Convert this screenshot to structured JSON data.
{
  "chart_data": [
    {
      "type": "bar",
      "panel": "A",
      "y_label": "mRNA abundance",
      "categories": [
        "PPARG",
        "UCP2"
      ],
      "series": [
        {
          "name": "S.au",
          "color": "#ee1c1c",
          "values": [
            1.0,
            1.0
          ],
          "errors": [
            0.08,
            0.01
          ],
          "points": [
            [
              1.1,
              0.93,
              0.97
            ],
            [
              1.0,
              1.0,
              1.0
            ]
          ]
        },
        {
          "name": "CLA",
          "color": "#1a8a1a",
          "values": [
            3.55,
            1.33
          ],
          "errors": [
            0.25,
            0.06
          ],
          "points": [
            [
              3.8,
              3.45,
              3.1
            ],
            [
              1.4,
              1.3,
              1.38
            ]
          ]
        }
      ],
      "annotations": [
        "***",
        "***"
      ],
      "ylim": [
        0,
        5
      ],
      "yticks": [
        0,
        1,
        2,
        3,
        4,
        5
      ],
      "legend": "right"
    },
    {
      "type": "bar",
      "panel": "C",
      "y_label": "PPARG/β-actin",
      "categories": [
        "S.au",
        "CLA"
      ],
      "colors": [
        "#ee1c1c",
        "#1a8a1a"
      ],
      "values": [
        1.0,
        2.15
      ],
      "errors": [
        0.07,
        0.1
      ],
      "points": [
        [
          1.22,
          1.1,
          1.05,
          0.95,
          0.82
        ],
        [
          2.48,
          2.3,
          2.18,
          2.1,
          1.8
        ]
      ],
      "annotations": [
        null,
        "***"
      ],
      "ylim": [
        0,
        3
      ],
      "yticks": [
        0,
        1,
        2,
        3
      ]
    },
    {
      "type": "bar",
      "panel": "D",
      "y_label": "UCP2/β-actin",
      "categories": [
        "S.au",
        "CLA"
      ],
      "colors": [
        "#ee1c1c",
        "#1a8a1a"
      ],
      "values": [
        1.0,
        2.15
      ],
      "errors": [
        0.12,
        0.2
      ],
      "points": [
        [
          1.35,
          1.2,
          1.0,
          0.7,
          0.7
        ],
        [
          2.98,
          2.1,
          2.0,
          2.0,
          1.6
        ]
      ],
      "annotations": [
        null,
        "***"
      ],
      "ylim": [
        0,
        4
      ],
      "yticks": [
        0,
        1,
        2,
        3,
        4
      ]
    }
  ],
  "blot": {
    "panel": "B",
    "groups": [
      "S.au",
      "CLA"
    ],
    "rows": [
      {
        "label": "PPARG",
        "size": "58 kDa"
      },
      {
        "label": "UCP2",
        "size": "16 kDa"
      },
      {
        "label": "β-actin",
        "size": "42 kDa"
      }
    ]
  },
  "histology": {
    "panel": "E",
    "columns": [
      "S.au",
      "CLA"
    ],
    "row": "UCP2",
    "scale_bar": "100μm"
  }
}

......

Problem to solve
Each entry above needs to be output exactly as written.

Completed exercise
Convert this screenshot to structured JSON data.
{
  "chart_data": [
    {
      "type": "bar",
      "panel": "A",
      "y_label": "mRNA abundance",
      "categories": [
        "PPARG",
        "UCP2"
      ],
      "series": [
        {
          "name": "S.au",
          "color": "#ee1c1c",
          "values": [
            1.0,
            1.0
          ],
          "errors": [
            0.08,
            0.01
          ],
          "points": [
            [
              1.1,
              0.93,
              0.97
            ],
            [
              1.0,
              1.0,
              1.0
            ]
          ]
        },
        {
          "name": "CLA",
          "color": "#1a8a1a",
          "values": [
            3.55,
            1.33
          ],
          "errors": [
            0.25,
            0.06
          ],
          "points": [
            [
              3.8,
              3.45,
              3.1
            ],
            [
              1.4,
              1.3,
              1.38
            ]
          ]
        }
      ],
      "annotations": [
        "***",
        "***"
      ],
      "ylim": [
        0,
        5
      ],
      "yticks": [
        0,
        1,
        2,
        3,
        4,
        5
      ],
      "legend": "right"
    },
    {
      "type": "bar",
      "panel": "C",
      "y_label": "PPARG/β-actin",
      "categories": [
        "S.au",
        "CLA"
      ],
      "colors": [
        "#ee1c1c",
        "#1a8a1a"
      ],
      "values": [
        1.0,
        2.15
      ],
      "errors": [
        0.07,
        0.1
      ],
      "points": [
        [
          1.22,
          1.1,
          1.05,
          0.95,
          0.82
        ],
        [
          2.48,
          2.3,
          2.18,
          2.1,
          1.8
        ]
      ],
      "annotations": [
        null,
        "***"
      ],
      "ylim": [
        0,
        3
      ],
      "yticks": [
        0,
        1,
        2,
        3
      ]
    },
    {
      "type": "bar",
      "panel": "D",
      "y_label": "UCP2/β-actin",
      "categories": [
        "S.au",
        "CLA"
      ],
      "colors": [
        "#ee1c1c",
        "#1a8a1a"
      ],
      "values": [
        1.0,
        2.15
      ],
      "errors": [
        0.12,
        0.2
      ],
      "points": [
        [
          1.35,
          1.2,
          1.0,
          0.7,
          0.7
        ],
        [
          2.98,
          2.1,
          2.0,
          2.0,
          1.6
        ]
      ],
      "annotations": [
        null,
        "***"
      ],
      "ylim": [
        0,
        4
      ],
      "yticks": [
        0,
        1,
        2,
        3,
        4
      ]
    }
  ],
  "blot": {
    "panel": "B",
    "groups": [
      "S.au",
      "CLA"
    ],
    "rows": [
      {
        "label": "PPARG",
        "size": "58 kDa"
      },
      {
        "label": "UCP2",
        "size": "16 kDa"
      },
      {
        "label": "β-actin",
        "size": "42 kDa"
      }
    ]
  },
  "histology": {
    "panel": "E",
    "columns": [
      "S.au",
      "CLA"
    ],
    "row": "UCP2",
    "scale_bar": "100μm"
  }
}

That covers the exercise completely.